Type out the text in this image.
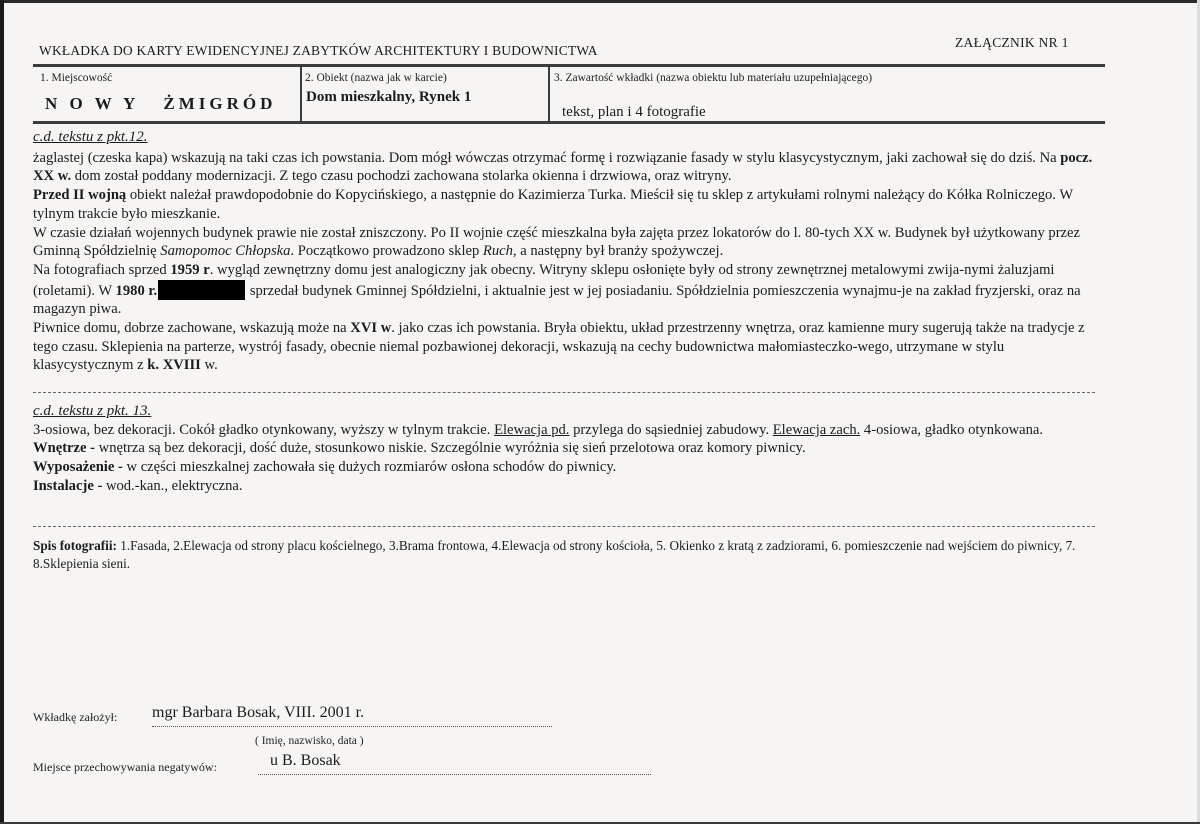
WKŁADKA DO KARTY EWIDENCYJNEJ ZABYTKÓW ARCHITEKTURY I BUDOWNICTWA
ZAŁĄCZNIK NR 1
1. Miejscowość
N O W Y   ŻMIGRÓD
2. Obiekt (nazwa jak w karcie)
Dom mieszkalny, Rynek 1
3. Zawartość wkładki (nazwa obiektu lub materiału uzupełniającego)
tekst, plan i 4 fotografie
c.d. tekstu z pkt.12.
żaglastej (czeska kapa) wskazują na taki czas ich powstania. Dom mógł wówczas otrzymać formę i rozwiązanie fasady w stylu klasycystycznym, jaki zachował się do dziś. Na pocz. XX w. dom został poddany modernizacji. Z tego czasu pochodzi zachowana stolarka okienna i drzwiowa, oraz witryny.
Przed II wojną obiekt należał prawdopodobnie do Kopycińskiego, a następnie do Kazimierza Turka. Mieścił się tu sklep z artykułami rolnymi należący do Kółka Rolniczego. W tylnym trakcie było mieszkanie.
W czasie działań wojennych budynek prawie nie został zniszczony. Po II wojnie część mieszkalna była zajęta przez lokatorów do l. 80-tych XX w. Budynek był użytkowany przez Gminną Spółdzielnię Samopomoc Chłopska. Początkowo prowadzono sklep Ruch, a następny był branży spożywczej.
Na fotografiach sprzed 1959 r. wygląd zewnętrzny domu jest analogiczny jak obecny. Witryny sklepu osłonięte były od strony zewnętrznej metalowymi zwija-nymi żaluzjami (roletami). W 1980 r.	sprzedał budynek Gminnej Spółdzielni, i aktualnie jest w jej posiadaniu. Spółdzielnia pomieszczenia wynajmu-je na zakład fryzjerski, oraz na magazyn piwa.
Piwnice domu, dobrze zachowane, wskazują może na XVI w. jako czas ich powstania. Bryła obiektu, układ przestrzenny wnętrza, oraz kamienne mury sugerują także na tradycje z tego czasu. Sklepienia na parterze, wystrój fasady, obecnie niemal pozbawionej dekoracji, wskazują na cechy budownictwa małomiasteczko-wego, utrzymane w stylu klasycystycznym z k. XVIII w.
c.d. tekstu z pkt. 13.
3-osiowa, bez dekoracji. Cokół gładko otynkowany, wyższy w tylnym trakcie. Elewacja pd. przylega do sąsiedniej zabudowy. Elewacja zach. 4-osiowa, gładko otynkowana.
Wnętrze - wnętrza są bez dekoracji, dość duże, stosunkowo niskie. Szczególnie wyróżnia się sień przelotowa oraz komory piwnicy.
Wyposażenie - w części mieszkalnej zachowała się dużych rozmiarów osłona schodów do piwnicy.
Instalacje - wod.-kan., elektryczna.
Spis fotografii: 1.Fasada, 2.Elewacja od strony placu kościelnego, 3.Brama frontowa, 4.Elewacja od strony kościoła, 5. Okienko z kratą z zadziorami, 6. pomieszczenie nad wejściem do piwnicy, 7. 8.Sklepienia sieni.
Wkładkę założył: mgr Barbara Bosak, VIII. 2001 r.
( Imię, nazwisko, data )
Miejsce przechowywania negatywów:	u B. Bosak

--------------------------------------------------

### Work to do
Copy every line that contains the string "wskazują".

### Solved problem
żaglastej (czeska kapa) wskazują na taki czas ich powstania. Dom mógł wówczas otrzymać formę i rozwiązanie fasady w stylu klasycystycznym, jaki zachował się do dziś. Na pocz. XX w. dom został poddany modernizacji. Z tego czasu pochodzi zachowana stolarka okienna i drzwiowa, oraz witryny.
Piwnice domu, dobrze zachowane, wskazują może na XVI w. jako czas ich powstania. Bryła obiektu, układ przestrzenny wnętrza, oraz kamienne mury sugerują także na tradycje z tego czasu. Sklepienia na parterze, wystrój fasady, obecnie niemal pozbawionej dekoracji, wskazują na cechy budownictwa małomiasteczko-wego, utrzymane w stylu klasycystycznym z k. XVIII w.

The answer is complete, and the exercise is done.